◆ Raw records:
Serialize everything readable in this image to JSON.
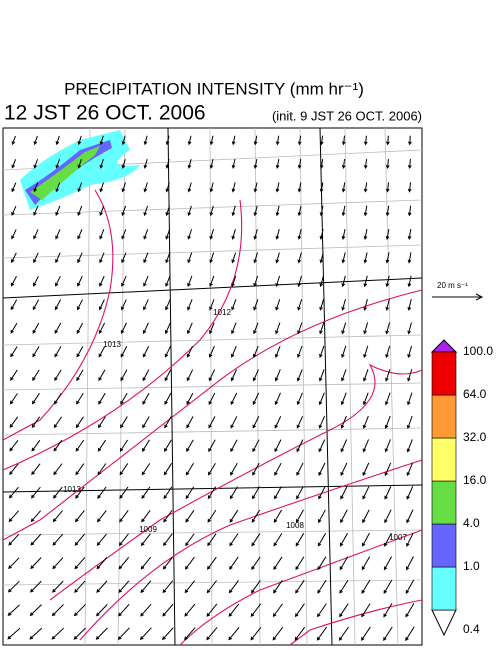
{
  "header": {
    "title": "PRECIPITATION INTENSITY (mm hr⁻¹)",
    "valid_time": "12 JST 26 OCT. 2006",
    "init_time": "(init. 9 JST 26 OCT. 2006)"
  },
  "wind_legend": {
    "label": "20 m s⁻¹"
  },
  "isobars": {
    "labels": [
      "1013",
      "1012",
      "1013",
      "1009",
      "1008",
      "1007"
    ]
  },
  "colorbar": {
    "levels": [
      {
        "value": 0.4,
        "label": "0.4"
      },
      {
        "value": 1,
        "label": "1.0"
      },
      {
        "value": 4,
        "label": "4.0"
      },
      {
        "value": 16,
        "label": "16.0"
      },
      {
        "value": 32,
        "label": "32.0"
      },
      {
        "value": 64,
        "label": "64.0"
      },
      {
        "value": 100,
        "label": "100.0"
      }
    ],
    "colors": [
      "#66ffff",
      "#6666ff",
      "#66dd44",
      "#ffff66",
      "#ff9933",
      "#ee0000"
    ],
    "under_color": "#ffffff",
    "over_color": "#aa22ee"
  }
}
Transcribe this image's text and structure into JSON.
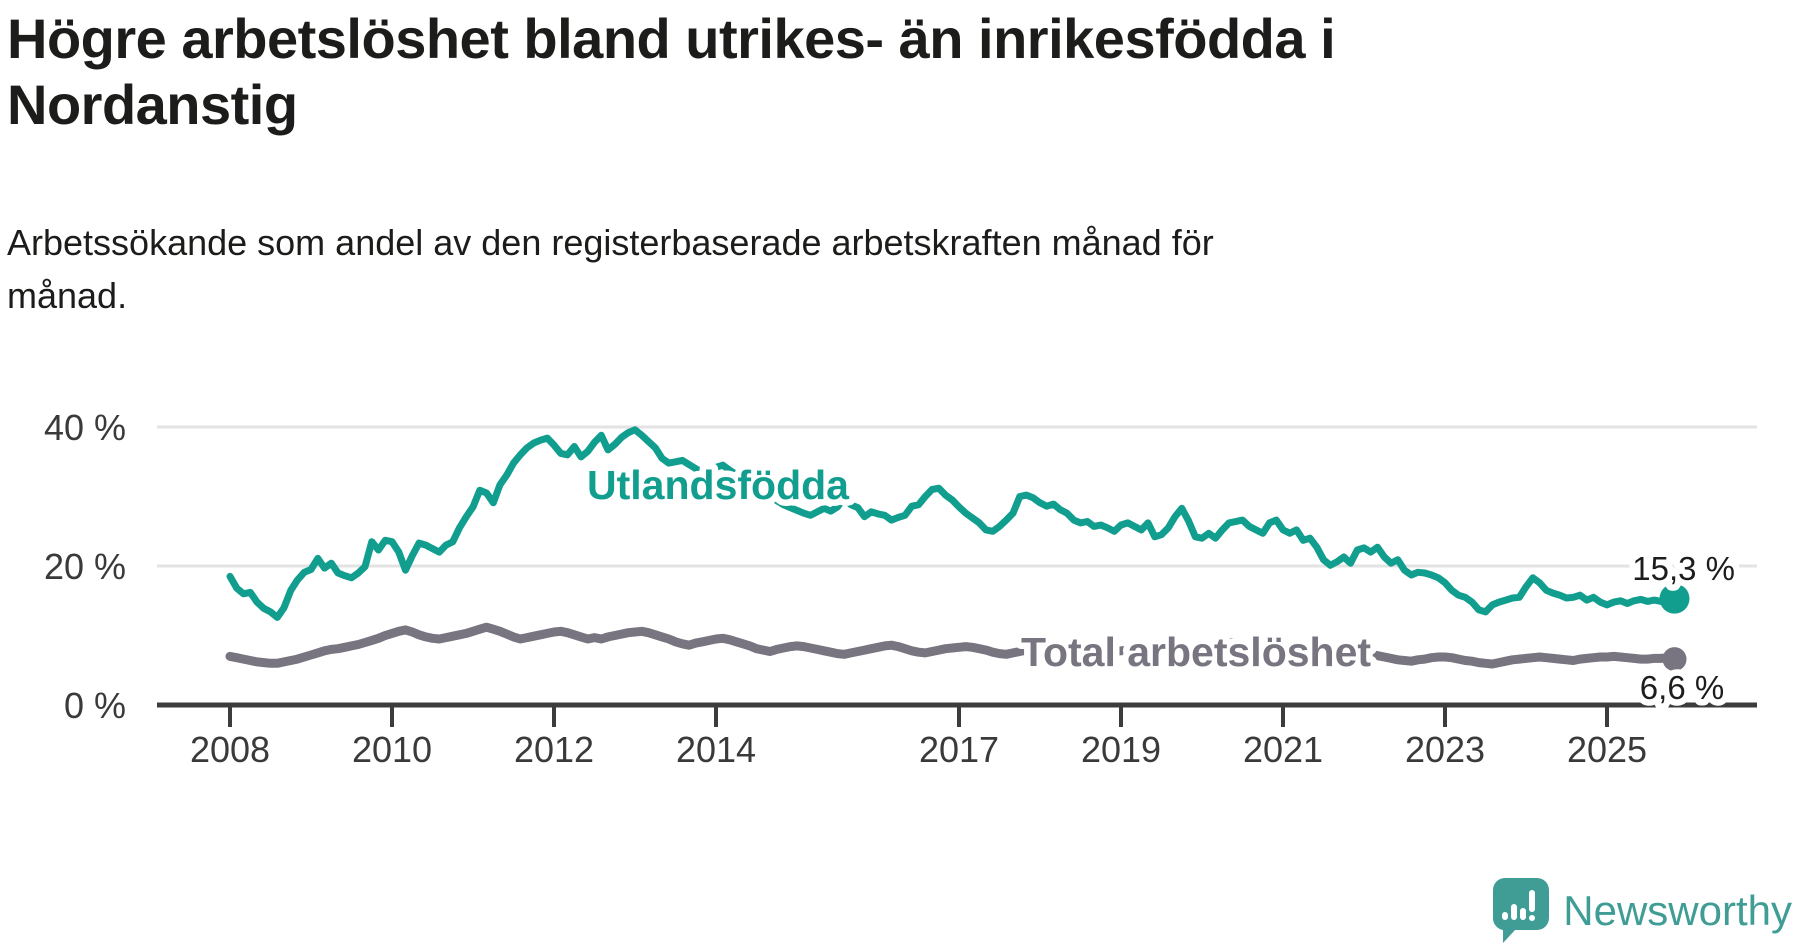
{
  "title_lines": [
    "Högre arbetslöshet bland utrikes- än inrikesfödda i",
    "Nordanstig"
  ],
  "subtitle_lines": [
    "Arbetssökande som andel av den registerbaserade arbetskraften månad för",
    "månad."
  ],
  "colors": {
    "teal": "#119e8f",
    "gray": "#787480",
    "axis": "#3c3c3c",
    "grid": "#e3e3e3",
    "text": "#1d1d1b",
    "logo_teal": "#3f9d95"
  },
  "footer": {
    "brand": "Newsworthy"
  },
  "chart_data": {
    "type": "line",
    "title": "Högre arbetslöshet bland utrikes- än inrikesfödda i Nordanstig",
    "subtitle": "Arbetssökande som andel av den registerbaserade arbetskraften månad för månad.",
    "frequency": "monthly",
    "x_start_year": 2008,
    "x_end_year": 2025.92,
    "x_tick_years": [
      2008,
      2010,
      2012,
      2014,
      2017,
      2019,
      2021,
      2023,
      2025
    ],
    "x_tick_labels": [
      "2008",
      "2010",
      "2012",
      "2014",
      "2017",
      "2019",
      "2021",
      "2023",
      "2025"
    ],
    "ylim": [
      0,
      42
    ],
    "grid": "horizontal-only",
    "legend_position": "inline-on-line",
    "y_ticks": [
      {
        "value": 0,
        "label": "0 %"
      },
      {
        "value": 20,
        "label": "20 %"
      },
      {
        "value": 40,
        "label": "40 %"
      }
    ],
    "series": [
      {
        "name": "Utlandsfödda",
        "color": "#119e8f",
        "end_label": "15,3 %",
        "end_value": 15.3,
        "values": [
          18.5,
          16.8,
          16.0,
          16.2,
          14.8,
          13.9,
          13.4,
          12.6,
          14.0,
          16.5,
          18.0,
          19.1,
          19.5,
          21.1,
          19.7,
          20.4,
          19.0,
          18.6,
          18.3,
          19.0,
          19.9,
          23.5,
          22.3,
          23.7,
          23.5,
          22.0,
          19.4,
          21.5,
          23.3,
          23.0,
          22.5,
          22.0,
          23.0,
          23.5,
          25.5,
          27.1,
          28.5,
          30.9,
          30.5,
          29.1,
          31.7,
          33.1,
          34.8,
          36.0,
          37.0,
          37.7,
          38.1,
          38.4,
          37.4,
          36.2,
          36.0,
          37.2,
          35.7,
          36.5,
          37.8,
          38.8,
          36.7,
          37.5,
          38.5,
          39.2,
          39.6,
          38.8,
          37.9,
          37.0,
          35.5,
          34.8,
          35.0,
          35.2,
          34.6,
          34.0,
          33.5,
          33.8,
          34.2,
          34.5,
          33.8,
          33.2,
          32.5,
          31.8,
          31.2,
          30.6,
          30.0,
          29.4,
          28.8,
          28.4,
          28.0,
          27.6,
          27.3,
          27.8,
          28.3,
          27.9,
          28.5,
          29.8,
          28.8,
          28.4,
          27.1,
          27.8,
          27.5,
          27.3,
          26.6,
          27.0,
          27.3,
          28.6,
          28.8,
          30.0,
          31.0,
          31.2,
          30.2,
          29.5,
          28.5,
          27.6,
          26.9,
          26.2,
          25.2,
          25.0,
          25.7,
          26.6,
          27.6,
          30.0,
          30.2,
          29.8,
          29.1,
          28.6,
          28.9,
          28.1,
          27.6,
          26.6,
          26.2,
          26.4,
          25.7,
          25.9,
          25.5,
          25.0,
          25.9,
          26.2,
          25.7,
          25.2,
          26.2,
          24.2,
          24.5,
          25.5,
          27.1,
          28.3,
          26.5,
          24.2,
          24.0,
          24.7,
          24.0,
          25.2,
          26.2,
          26.4,
          26.6,
          25.7,
          25.2,
          24.7,
          26.2,
          26.6,
          25.2,
          24.7,
          25.2,
          23.7,
          24.0,
          22.7,
          20.9,
          20.1,
          20.6,
          21.3,
          20.4,
          22.3,
          22.6,
          22.0,
          22.7,
          21.3,
          20.4,
          20.9,
          19.4,
          18.7,
          19.1,
          19.0,
          18.7,
          18.3,
          17.6,
          16.5,
          15.8,
          15.5,
          14.8,
          13.7,
          13.4,
          14.4,
          14.8,
          15.1,
          15.4,
          15.5,
          17.0,
          18.3,
          17.6,
          16.5,
          16.1,
          15.8,
          15.4,
          15.5,
          15.8,
          15.1,
          15.5,
          14.8,
          14.4,
          14.8,
          15.0,
          14.6,
          15.0,
          15.2,
          14.9,
          15.1,
          14.9,
          15.0,
          15.3
        ]
      },
      {
        "name": "Total arbetslöshet",
        "color": "#787480",
        "end_label": "6,6 %",
        "end_value": 6.6,
        "values": [
          7.0,
          6.8,
          6.6,
          6.4,
          6.2,
          6.1,
          6.0,
          6.0,
          6.2,
          6.4,
          6.6,
          6.9,
          7.2,
          7.5,
          7.8,
          8.0,
          8.1,
          8.3,
          8.5,
          8.7,
          9.0,
          9.3,
          9.6,
          10.0,
          10.3,
          10.6,
          10.8,
          10.5,
          10.1,
          9.8,
          9.6,
          9.5,
          9.7,
          9.9,
          10.1,
          10.3,
          10.6,
          10.9,
          11.2,
          10.9,
          10.6,
          10.2,
          9.8,
          9.5,
          9.7,
          9.9,
          10.1,
          10.3,
          10.5,
          10.6,
          10.4,
          10.1,
          9.8,
          9.5,
          9.7,
          9.5,
          9.8,
          10.0,
          10.2,
          10.4,
          10.5,
          10.6,
          10.4,
          10.1,
          9.8,
          9.5,
          9.1,
          8.8,
          8.6,
          8.9,
          9.1,
          9.3,
          9.5,
          9.6,
          9.4,
          9.1,
          8.8,
          8.5,
          8.1,
          7.9,
          7.7,
          8.0,
          8.2,
          8.4,
          8.5,
          8.4,
          8.2,
          8.0,
          7.8,
          7.6,
          7.4,
          7.3,
          7.5,
          7.7,
          7.9,
          8.1,
          8.3,
          8.5,
          8.6,
          8.4,
          8.1,
          7.8,
          7.6,
          7.5,
          7.7,
          7.9,
          8.1,
          8.2,
          8.3,
          8.4,
          8.3,
          8.1,
          7.9,
          7.6,
          7.4,
          7.3,
          7.5,
          7.7,
          7.9,
          8.0,
          8.1,
          8.2,
          8.1,
          7.9,
          7.6,
          7.3,
          7.1,
          7.0,
          7.2,
          7.4,
          7.6,
          7.7,
          7.8,
          7.9,
          7.8,
          7.6,
          7.4,
          7.2,
          7.1,
          7.0,
          7.2,
          7.4,
          7.6,
          7.8,
          8.0,
          8.2,
          8.5,
          8.7,
          8.9,
          9.0,
          8.9,
          8.7,
          8.5,
          8.3,
          8.1,
          8.0,
          8.1,
          8.2,
          8.1,
          7.9,
          7.6,
          7.3,
          7.1,
          6.9,
          7.0,
          7.2,
          7.3,
          7.4,
          7.4,
          7.3,
          7.1,
          6.9,
          6.7,
          6.5,
          6.4,
          6.3,
          6.5,
          6.6,
          6.8,
          6.9,
          6.9,
          6.8,
          6.6,
          6.4,
          6.3,
          6.1,
          6.0,
          5.9,
          6.1,
          6.3,
          6.5,
          6.6,
          6.7,
          6.8,
          6.9,
          6.8,
          6.7,
          6.6,
          6.5,
          6.4,
          6.6,
          6.7,
          6.8,
          6.9,
          6.9,
          7.0,
          6.9,
          6.8,
          6.7,
          6.6,
          6.6,
          6.7,
          6.7,
          6.8,
          6.6
        ]
      }
    ]
  }
}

◆ What you should do: Which lines hold the word "JSON"? Copy every one of them.

◆ Worked solution:
Serialize everything readable in this image to JSON.
Transcribe this image's text and structure into JSON.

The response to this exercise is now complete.